Find the lines holding the string "with" in the data, then copy all of them.

━━ Dataset records ━━

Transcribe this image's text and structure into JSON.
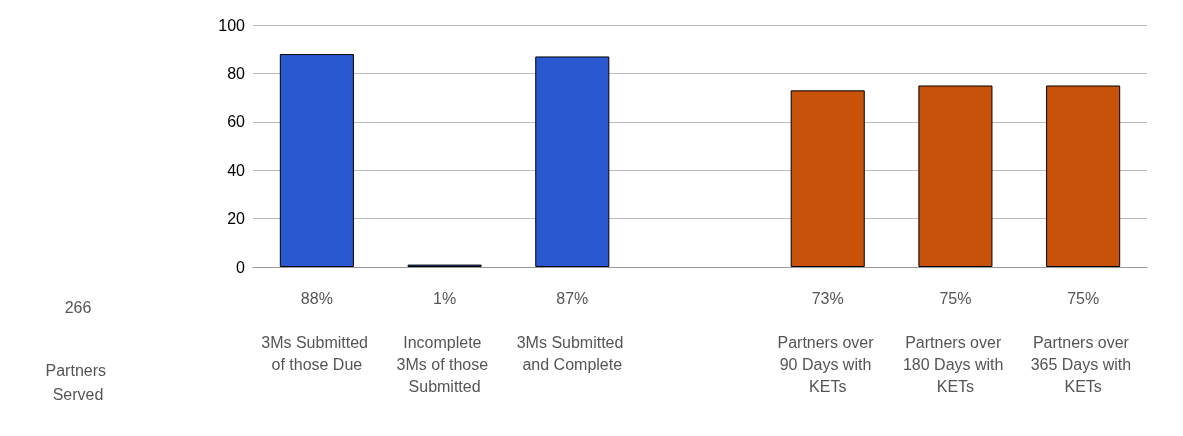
{
  "chart_data": {
    "type": "bar",
    "categories": [
      "3Ms Submitted of those Due",
      "Incomplete 3Ms of those Submitted",
      "3Ms Submitted and Complete",
      null,
      "Partners over 90 Days with KETs",
      "Partners over 180 Days with KETs",
      "Partners over 365 Days with KETs"
    ],
    "values": [
      88,
      1,
      87,
      null,
      73,
      75,
      75
    ],
    "value_labels": [
      "88%",
      "1%",
      "87%",
      null,
      "73%",
      "75%",
      "75%"
    ],
    "colors": [
      "#2a58d0",
      "#2a58d0",
      "#2a58d0",
      null,
      "#c8520a",
      "#c8520a",
      "#c8520a"
    ],
    "ylim": [
      0,
      100
    ],
    "yticks": [
      0,
      20,
      40,
      60,
      80,
      100
    ],
    "grid": "y",
    "annotations": [
      "266",
      "Partners Served"
    ]
  }
}
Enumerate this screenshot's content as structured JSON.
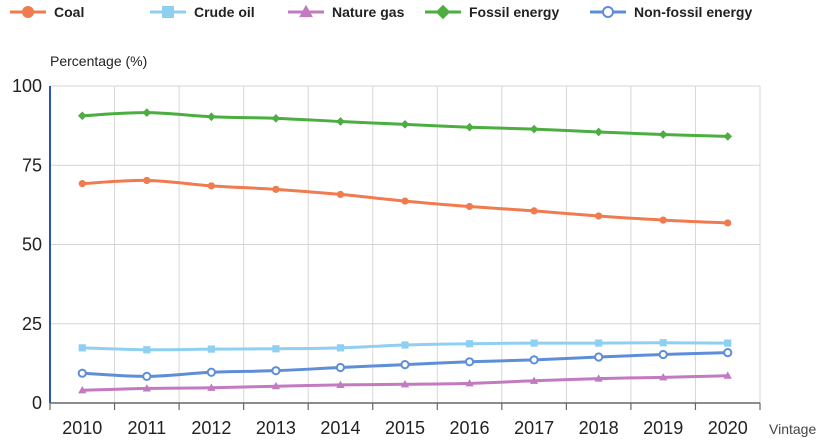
{
  "chart_data": {
    "type": "line",
    "title": "",
    "ylabel": "Percentage (%)",
    "xlabel": "Vintage",
    "ylim": [
      0,
      100
    ],
    "yticks": [
      "0",
      "25",
      "50",
      "75",
      "100"
    ],
    "categories": [
      "2010",
      "2011",
      "2012",
      "2013",
      "2014",
      "2015",
      "2016",
      "2017",
      "2018",
      "2019",
      "2020"
    ],
    "grid": true,
    "legend_position": "top",
    "series": [
      {
        "name": "Coal",
        "color": "#f07b4f",
        "marker": "circle",
        "values": [
          69.2,
          70.2,
          68.5,
          67.4,
          65.8,
          63.7,
          62.0,
          60.6,
          59.0,
          57.7,
          56.8
        ]
      },
      {
        "name": "Crude oil",
        "color": "#8fd0f2",
        "marker": "square",
        "values": [
          17.4,
          16.8,
          17.0,
          17.1,
          17.4,
          18.3,
          18.7,
          18.9,
          18.9,
          19.0,
          18.9
        ]
      },
      {
        "name": "Nature gas",
        "color": "#c27ac0",
        "marker": "triangle",
        "values": [
          4.0,
          4.6,
          4.8,
          5.3,
          5.7,
          5.9,
          6.2,
          7.0,
          7.7,
          8.1,
          8.6
        ]
      },
      {
        "name": "Fossil energy",
        "color": "#4cae41",
        "marker": "diamond",
        "values": [
          90.6,
          91.6,
          90.3,
          89.8,
          88.8,
          87.9,
          87.0,
          86.4,
          85.5,
          84.7,
          84.1
        ]
      },
      {
        "name": "Non-fossil energy",
        "color": "#5f8ed8",
        "marker": "open-circle",
        "values": [
          9.4,
          8.4,
          9.7,
          10.2,
          11.2,
          12.1,
          13.0,
          13.6,
          14.5,
          15.3,
          15.9
        ]
      }
    ]
  }
}
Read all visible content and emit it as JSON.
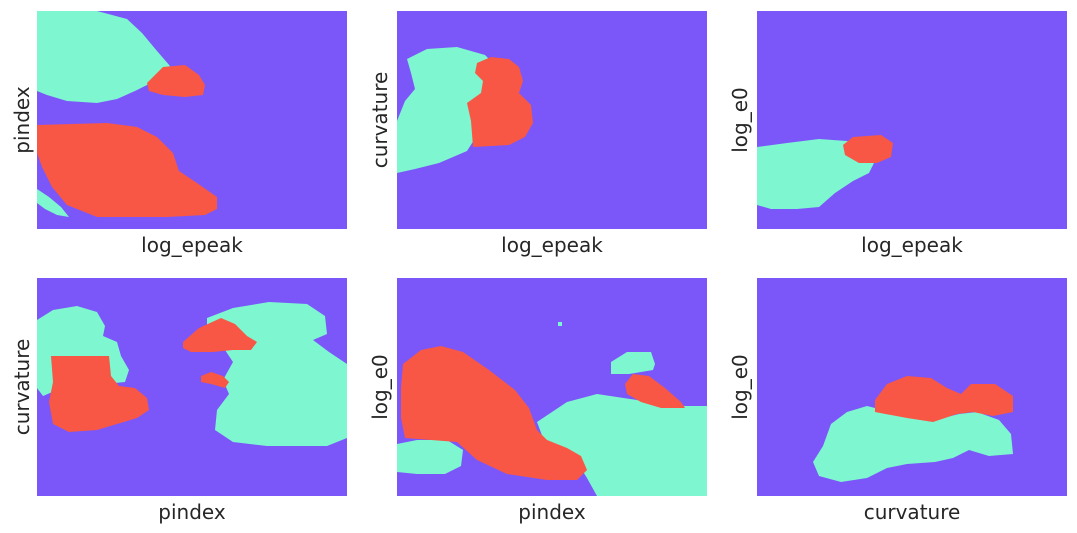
{
  "colors": {
    "background": "#7B57FA",
    "region_1": "#7EF6D0",
    "region_2": "#F85745"
  },
  "chart_data": [
    {
      "type": "heatmap",
      "xlabel": "log_epeak",
      "ylabel": "pindex",
      "levels": [
        0,
        1,
        2
      ]
    },
    {
      "type": "heatmap",
      "xlabel": "log_epeak",
      "ylabel": "curvature",
      "levels": [
        0,
        1,
        2
      ]
    },
    {
      "type": "heatmap",
      "xlabel": "log_epeak",
      "ylabel": "log_e0",
      "levels": [
        0,
        1,
        2
      ]
    },
    {
      "type": "heatmap",
      "xlabel": "pindex",
      "ylabel": "curvature",
      "levels": [
        0,
        1,
        2
      ]
    },
    {
      "type": "heatmap",
      "xlabel": "pindex",
      "ylabel": "log_e0",
      "levels": [
        0,
        1,
        2
      ]
    },
    {
      "type": "heatmap",
      "xlabel": "curvature",
      "ylabel": "log_e0",
      "levels": [
        0,
        1,
        2
      ]
    }
  ]
}
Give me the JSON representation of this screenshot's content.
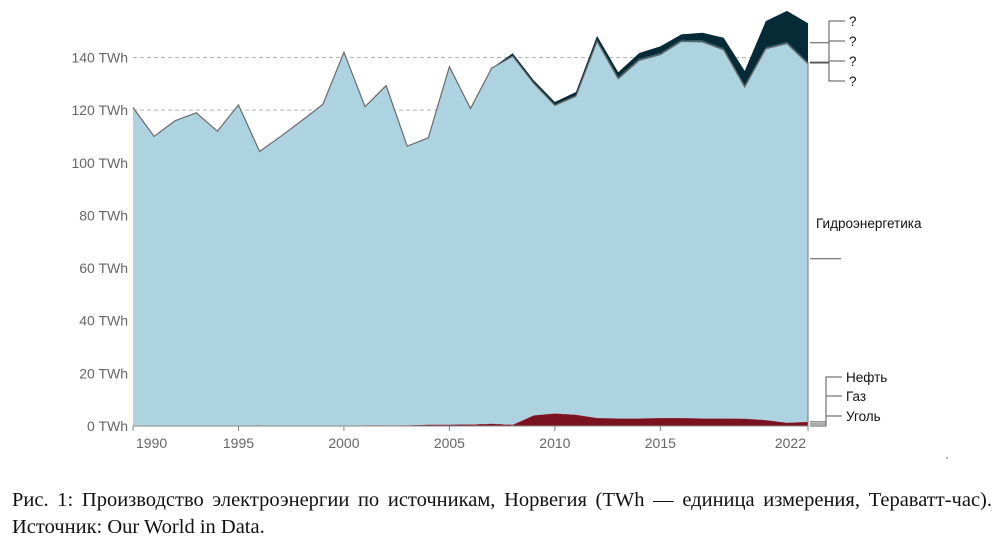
{
  "chart_data": {
    "type": "area",
    "stacked": true,
    "x": [
      1990,
      1991,
      1992,
      1993,
      1994,
      1995,
      1996,
      1997,
      1998,
      1999,
      2000,
      2001,
      2002,
      2003,
      2004,
      2005,
      2006,
      2007,
      2008,
      2009,
      2010,
      2011,
      2012,
      2013,
      2014,
      2015,
      2016,
      2017,
      2018,
      2019,
      2020,
      2021,
      2022
    ],
    "xlim": [
      1990,
      2022
    ],
    "ylim": [
      0,
      155
    ],
    "x_ticks": [
      "1990",
      "1995",
      "2000",
      "2005",
      "2010",
      "2015",
      "2022"
    ],
    "y_ticks": [
      "0 TWh",
      "20 TWh",
      "40 TWh",
      "60 TWh",
      "80 TWh",
      "100 TWh",
      "120 TWh",
      "140 TWh"
    ],
    "y_tick_values": [
      0,
      20,
      40,
      60,
      80,
      100,
      120,
      140
    ],
    "grid": true,
    "series": [
      {
        "name": "Уголь",
        "color": "#5e0f1b",
        "values": [
          0,
          0,
          0,
          0,
          0,
          0,
          0,
          0,
          0,
          0,
          0,
          0,
          0,
          0,
          0,
          0,
          0,
          0,
          0,
          0,
          0,
          0,
          0,
          0,
          0,
          0,
          0,
          0,
          0,
          0,
          0,
          0,
          0
        ]
      },
      {
        "name": "Газ",
        "color": "#7a1220",
        "values": [
          0,
          0,
          0,
          0,
          0,
          0,
          0,
          0,
          0,
          0,
          0,
          0,
          0.2,
          0.3,
          0.4,
          0.4,
          0.4,
          0.8,
          0.3,
          4,
          4.7,
          4.2,
          3,
          2.8,
          2.8,
          3,
          3,
          2.8,
          2.8,
          2.7,
          2.2,
          1.2,
          1.5
        ]
      },
      {
        "name": "Нефть",
        "color": "#8e1d2b",
        "values": [
          0,
          0,
          0,
          0,
          0,
          0,
          0.3,
          0,
          0,
          0.2,
          0,
          0.3,
          0.1,
          0,
          0.1,
          0.1,
          0.2,
          0.1,
          0.2,
          0.1,
          0.1,
          0.1,
          0.1,
          0.1,
          0.1,
          0.1,
          0.1,
          0.1,
          0.1,
          0.1,
          0.1,
          0.1,
          0.1
        ]
      },
      {
        "name": "Гидроэнергетика",
        "color": "#add3e1",
        "values": [
          121,
          110,
          116,
          119,
          112,
          122,
          104,
          110,
          116,
          122,
          142,
          121,
          129,
          106,
          109,
          136,
          120,
          135,
          140,
          126,
          117,
          121,
          143,
          129,
          136,
          138,
          143,
          143,
          140,
          126,
          141,
          144,
          136
        ]
      },
      {
        "name": "?",
        "color": "#1b5566",
        "values": [
          0,
          0,
          0,
          0,
          0,
          0,
          0,
          0,
          0,
          0,
          0,
          0,
          0,
          0,
          0,
          0,
          0,
          0,
          0.2,
          0.3,
          0.3,
          0.3,
          0.5,
          0.6,
          0.6,
          0.6,
          0.6,
          0.6,
          0.6,
          0.6,
          0.6,
          0.6,
          0.6
        ]
      },
      {
        "name": "?",
        "color": "#0f3f4d",
        "values": [
          0,
          0,
          0,
          0,
          0,
          0,
          0,
          0,
          0,
          0,
          0,
          0,
          0,
          0,
          0,
          0,
          0,
          0,
          0,
          0,
          0,
          0,
          0,
          0,
          0,
          0,
          0,
          0,
          0,
          0,
          0,
          0,
          0
        ]
      },
      {
        "name": "?",
        "color": "#0a3340",
        "values": [
          0,
          0,
          0,
          0,
          0,
          0,
          0,
          0,
          0,
          0,
          0,
          0,
          0,
          0,
          0,
          0,
          0,
          0,
          0,
          0,
          0,
          0,
          0,
          0,
          0,
          0,
          0,
          0,
          0,
          0,
          0,
          0,
          0
        ]
      },
      {
        "name": "?",
        "color": "#062a36",
        "values": [
          0,
          0,
          0,
          0,
          0,
          0,
          0,
          0,
          0,
          0,
          0,
          0,
          0,
          0,
          0,
          0,
          0,
          0,
          0.9,
          0.9,
          1.0,
          1.3,
          1.6,
          1.9,
          2.2,
          2.5,
          2.1,
          2.9,
          4,
          5.5,
          9.9,
          11.8,
          14.8
        ]
      }
    ]
  },
  "caption": "Рис. 1: Производство электроэнергии по источникам, Норвегия (TWh — единица измерения, Тераватт-час). Источник: Our World in Data."
}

━━━

- Answer to this task -
      "Partners over 90 Days with KETs",
      "Partners over 180 Days with KETs",
      "Partners over 365 Days with KETs"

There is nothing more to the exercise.